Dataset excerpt
#####

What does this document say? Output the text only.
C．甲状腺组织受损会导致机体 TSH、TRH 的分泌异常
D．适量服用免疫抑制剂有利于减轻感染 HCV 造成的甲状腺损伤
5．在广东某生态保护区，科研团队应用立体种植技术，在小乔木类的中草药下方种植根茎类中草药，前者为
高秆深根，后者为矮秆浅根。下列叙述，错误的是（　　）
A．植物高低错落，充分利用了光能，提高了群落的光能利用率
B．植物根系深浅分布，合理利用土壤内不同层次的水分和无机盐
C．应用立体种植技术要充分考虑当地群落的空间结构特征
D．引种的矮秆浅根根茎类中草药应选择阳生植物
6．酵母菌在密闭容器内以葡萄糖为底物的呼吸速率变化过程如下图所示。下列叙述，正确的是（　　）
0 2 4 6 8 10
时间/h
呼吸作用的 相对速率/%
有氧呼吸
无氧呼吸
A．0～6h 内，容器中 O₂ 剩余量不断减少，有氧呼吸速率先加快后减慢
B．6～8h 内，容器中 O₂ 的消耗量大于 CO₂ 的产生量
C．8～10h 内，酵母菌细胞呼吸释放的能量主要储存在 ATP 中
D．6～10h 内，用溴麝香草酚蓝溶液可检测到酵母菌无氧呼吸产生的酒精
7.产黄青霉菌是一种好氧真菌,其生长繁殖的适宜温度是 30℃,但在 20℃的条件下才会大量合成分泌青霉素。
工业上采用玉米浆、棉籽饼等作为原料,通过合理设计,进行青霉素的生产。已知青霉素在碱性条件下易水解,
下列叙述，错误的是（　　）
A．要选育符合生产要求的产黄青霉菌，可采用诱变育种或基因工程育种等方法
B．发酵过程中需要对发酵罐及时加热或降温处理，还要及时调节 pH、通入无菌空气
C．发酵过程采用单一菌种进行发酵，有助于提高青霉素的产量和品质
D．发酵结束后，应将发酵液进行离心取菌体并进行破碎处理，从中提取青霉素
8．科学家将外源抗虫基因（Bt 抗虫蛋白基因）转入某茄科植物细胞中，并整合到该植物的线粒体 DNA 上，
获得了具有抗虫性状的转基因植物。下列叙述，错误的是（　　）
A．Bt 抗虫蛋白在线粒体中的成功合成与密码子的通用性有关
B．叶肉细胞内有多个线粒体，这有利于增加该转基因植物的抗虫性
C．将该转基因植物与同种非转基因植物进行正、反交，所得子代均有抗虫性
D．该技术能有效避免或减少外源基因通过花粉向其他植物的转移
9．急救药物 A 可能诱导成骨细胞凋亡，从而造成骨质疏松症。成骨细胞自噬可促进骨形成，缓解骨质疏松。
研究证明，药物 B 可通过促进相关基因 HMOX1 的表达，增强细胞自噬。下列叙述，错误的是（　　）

#####

GIVEN PROBLEM:
Transcribe all of the material exactly. Omit nothing.

EXERCISE OUTPUT:
What does this document say? Output the text only.
C．甲状腺组织受损会导致机体 TSH、TRH 的分泌异常
D．适量服用免疫抑制剂有利于减轻感染 HCV 造成的甲状腺损伤
5．在广东某生态保护区，科研团队应用立体种植技术，在小乔木类的中草药下方种植根茎类中草药，前者为
高秆深根，后者为矮秆浅根。下列叙述，错误的是（　　）
A．植物高低错落，充分利用了光能，提高了群落的光能利用率
B．植物根系深浅分布，合理利用土壤内不同层次的水分和无机盐
C．应用立体种植技术要充分考虑当地群落的空间结构特征
D．引种的矮秆浅根根茎类中草药应选择阳生植物
6．酵母菌在密闭容器内以葡萄糖为底物的呼吸速率变化过程如下图所示。下列叙述，正确的是（　　）
0 2 4 6 8 10
时间/h
呼吸作用的 相对速率/%
有氧呼吸
无氧呼吸
A．0～6h 内，容器中 O₂ 剩余量不断减少，有氧呼吸速率先加快后减慢
B．6～8h 内，容器中 O₂ 的消耗量大于 CO₂ 的产生量
C．8～10h 内，酵母菌细胞呼吸释放的能量主要储存在 ATP 中
D．6～10h 内，用溴麝香草酚蓝溶液可检测到酵母菌无氧呼吸产生的酒精
7.产黄青霉菌是一种好氧真菌,其生长繁殖的适宜温度是 30℃,但在 20℃的条件下才会大量合成分泌青霉素。
工业上采用玉米浆、棉籽饼等作为原料,通过合理设计,进行青霉素的生产。已知青霉素在碱性条件下易水解,
下列叙述，错误的是（　　）
A．要选育符合生产要求的产黄青霉菌，可采用诱变育种或基因工程育种等方法
B．发酵过程中需要对发酵罐及时加热或降温处理，还要及时调节 pH、通入无菌空气
C．发酵过程采用单一菌种进行发酵，有助于提高青霉素的产量和品质
D．发酵结束后，应将发酵液进行离心取菌体并进行破碎处理，从中提取青霉素
8．科学家将外源抗虫基因（Bt 抗虫蛋白基因）转入某茄科植物细胞中，并整合到该植物的线粒体 DNA 上，
获得了具有抗虫性状的转基因植物。下列叙述，错误的是（　　）
A．Bt 抗虫蛋白在线粒体中的成功合成与密码子的通用性有关
B．叶肉细胞内有多个线粒体，这有利于增加该转基因植物的抗虫性
C．将该转基因植物与同种非转基因植物进行正、反交，所得子代均有抗虫性
D．该技术能有效避免或减少外源基因通过花粉向其他植物的转移
9．急救药物 A 可能诱导成骨细胞凋亡，从而造成骨质疏松症。成骨细胞自噬可促进骨形成，缓解骨质疏松。
研究证明，药物 B 可通过促进相关基因 HMOX1 的表达，增强细胞自噬。下列叙述，错误的是（　　）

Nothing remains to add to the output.